►

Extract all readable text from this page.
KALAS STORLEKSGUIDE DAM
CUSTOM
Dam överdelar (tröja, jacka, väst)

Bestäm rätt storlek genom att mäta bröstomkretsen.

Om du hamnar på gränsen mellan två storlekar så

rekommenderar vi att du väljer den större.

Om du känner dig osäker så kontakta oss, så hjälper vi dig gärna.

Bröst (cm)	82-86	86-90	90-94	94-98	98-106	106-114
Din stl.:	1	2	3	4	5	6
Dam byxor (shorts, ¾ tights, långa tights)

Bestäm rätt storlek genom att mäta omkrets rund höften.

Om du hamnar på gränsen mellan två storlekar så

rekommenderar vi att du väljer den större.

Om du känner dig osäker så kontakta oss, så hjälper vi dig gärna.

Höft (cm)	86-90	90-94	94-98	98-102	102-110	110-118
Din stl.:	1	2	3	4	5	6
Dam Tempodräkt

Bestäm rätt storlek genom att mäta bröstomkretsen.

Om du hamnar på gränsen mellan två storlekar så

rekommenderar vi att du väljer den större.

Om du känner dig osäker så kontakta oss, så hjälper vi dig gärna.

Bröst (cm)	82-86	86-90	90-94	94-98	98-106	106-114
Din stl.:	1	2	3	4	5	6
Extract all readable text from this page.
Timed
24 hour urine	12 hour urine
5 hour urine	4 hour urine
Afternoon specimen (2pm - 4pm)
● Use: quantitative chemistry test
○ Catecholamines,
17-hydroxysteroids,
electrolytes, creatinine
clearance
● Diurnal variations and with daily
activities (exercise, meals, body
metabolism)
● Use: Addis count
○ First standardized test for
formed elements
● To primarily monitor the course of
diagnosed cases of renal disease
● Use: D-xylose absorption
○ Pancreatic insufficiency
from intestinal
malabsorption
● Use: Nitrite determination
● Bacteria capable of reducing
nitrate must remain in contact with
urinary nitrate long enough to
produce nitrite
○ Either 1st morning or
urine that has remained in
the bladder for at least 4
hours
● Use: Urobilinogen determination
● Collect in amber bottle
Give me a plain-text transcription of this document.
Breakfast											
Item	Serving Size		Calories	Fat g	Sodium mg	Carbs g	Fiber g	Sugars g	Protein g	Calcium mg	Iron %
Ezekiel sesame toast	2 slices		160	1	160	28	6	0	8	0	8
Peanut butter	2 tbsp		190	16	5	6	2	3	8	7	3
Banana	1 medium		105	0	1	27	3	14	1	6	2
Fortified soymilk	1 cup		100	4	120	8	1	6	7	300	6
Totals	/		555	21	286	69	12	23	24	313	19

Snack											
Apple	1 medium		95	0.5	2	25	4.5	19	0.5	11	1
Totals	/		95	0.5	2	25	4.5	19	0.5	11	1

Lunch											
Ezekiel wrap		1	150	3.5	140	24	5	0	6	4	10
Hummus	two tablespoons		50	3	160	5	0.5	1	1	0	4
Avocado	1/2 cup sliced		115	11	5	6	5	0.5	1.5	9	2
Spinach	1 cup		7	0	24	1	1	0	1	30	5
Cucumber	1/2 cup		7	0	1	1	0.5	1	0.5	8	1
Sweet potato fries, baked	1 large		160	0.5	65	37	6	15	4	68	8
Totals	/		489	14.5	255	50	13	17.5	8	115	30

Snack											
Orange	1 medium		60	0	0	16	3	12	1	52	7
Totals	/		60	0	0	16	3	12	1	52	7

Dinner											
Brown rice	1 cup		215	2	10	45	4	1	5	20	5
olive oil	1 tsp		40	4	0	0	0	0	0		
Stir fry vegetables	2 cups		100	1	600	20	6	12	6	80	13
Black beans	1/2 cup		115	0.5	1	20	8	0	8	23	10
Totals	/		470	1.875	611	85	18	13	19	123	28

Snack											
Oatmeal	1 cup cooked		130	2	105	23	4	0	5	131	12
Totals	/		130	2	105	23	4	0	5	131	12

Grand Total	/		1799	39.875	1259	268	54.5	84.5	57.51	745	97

◄

Could you retype every record above exactly as written?

§ **OUTPUT OF THE TASK**:
Extract all readable text from this page.
KALAS STORLEKSGUIDE DAM
CUSTOM
Dam överdelar (tröja, jacka, väst)

Bestäm rätt storlek genom att mäta bröstomkretsen.

Om du hamnar på gränsen mellan två storlekar så

rekommenderar vi att du väljer den större.

Om du känner dig osäker så kontakta oss, så hjälper vi dig gärna.

Bröst (cm)	82-86	86-90	90-94	94-98	98-106	106-114
Din stl.:	1	2	3	4	5	6
Dam byxor (shorts, ¾ tights, långa tights)

Bestäm rätt storlek genom att mäta omkrets rund höften.

Om du hamnar på gränsen mellan två storlekar så

rekommenderar vi att du väljer den större.

Om du känner dig osäker så kontakta oss, så hjälper vi dig gärna.

Höft (cm)	86-90	90-94	94-98	98-102	102-110	110-118
Din stl.:	1	2	3	4	5	6
Dam Tempodräkt

Bestäm rätt storlek genom att mäta bröstomkretsen.

Om du hamnar på gränsen mellan två storlekar så

rekommenderar vi att du väljer den större.

Om du känner dig osäker så kontakta oss, så hjälper vi dig gärna.

Bröst (cm)	82-86	86-90	90-94	94-98	98-106	106-114
Din stl.:	1	2	3	4	5	6
Extract all readable text from this page.
Timed
24 hour urine	12 hour urine
5 hour urine	4 hour urine
Afternoon specimen (2pm - 4pm)
● Use: quantitative chemistry test
○ Catecholamines,
17-hydroxysteroids,
electrolytes, creatinine
clearance
● Diurnal variations and with daily
activities (exercise, meals, body
metabolism)
● Use: Addis count
○ First standardized test for
formed elements
● To primarily monitor the course of
diagnosed cases of renal disease
● Use: D-xylose absorption
○ Pancreatic insufficiency
from intestinal
malabsorption
● Use: Nitrite determination
● Bacteria capable of reducing
nitrate must remain in contact with
urinary nitrate long enough to
produce nitrite
○ Either 1st morning or
urine that has remained in
the bladder for at least 4
hours
● Use: Urobilinogen determination
● Collect in amber bottle
Give me a plain-text transcription of this document.
Breakfast											
Item	Serving Size		Calories	Fat g	Sodium mg	Carbs g	Fiber g	Sugars g	Protein g	Calcium mg	Iron %
Ezekiel sesame toast	2 slices		160	1	160	28	6	0	8	0	8
Peanut butter	2 tbsp		190	16	5	6	2	3	8	7	3
Banana	1 medium		105	0	1	27	3	14	1	6	2
Fortified soymilk	1 cup		100	4	120	8	1	6	7	300	6
Totals	/		555	21	286	69	12	23	24	313	19

Snack											
Apple	1 medium		95	0.5	2	25	4.5	19	0.5	11	1
Totals	/		95	0.5	2	25	4.5	19	0.5	11	1

Lunch											
Ezekiel wrap		1	150	3.5	140	24	5	0	6	4	10
Hummus	two tablespoons		50	3	160	5	0.5	1	1	0	4
Avocado	1/2 cup sliced		115	11	5	6	5	0.5	1.5	9	2
Spinach	1 cup		7	0	24	1	1	0	1	30	5
Cucumber	1/2 cup		7	0	1	1	0.5	1	0.5	8	1
Sweet potato fries, baked	1 large		160	0.5	65	37	6	15	4	68	8
Totals	/		489	14.5	255	50	13	17.5	8	115	30

Snack											
Orange	1 medium		60	0	0	16	3	12	1	52	7
Totals	/		60	0	0	16	3	12	1	52	7

Dinner											
Brown rice	1 cup		215	2	10	45	4	1	5	20	5
olive oil	1 tsp		40	4	0	0	0	0	0		
Stir fry vegetables	2 cups		100	1	600	20	6	12	6	80	13
Black beans	1/2 cup		115	0.5	1	20	8	0	8	23	10
Totals	/		470	1.875	611	85	18	13	19	123	28

Snack											
Oatmeal	1 cup cooked		130	2	105	23	4	0	5	131	12
Totals	/		130	2	105	23	4	0	5	131	12

Grand Total	/		1799	39.875	1259	268	54.5	84.5	57.51	745	97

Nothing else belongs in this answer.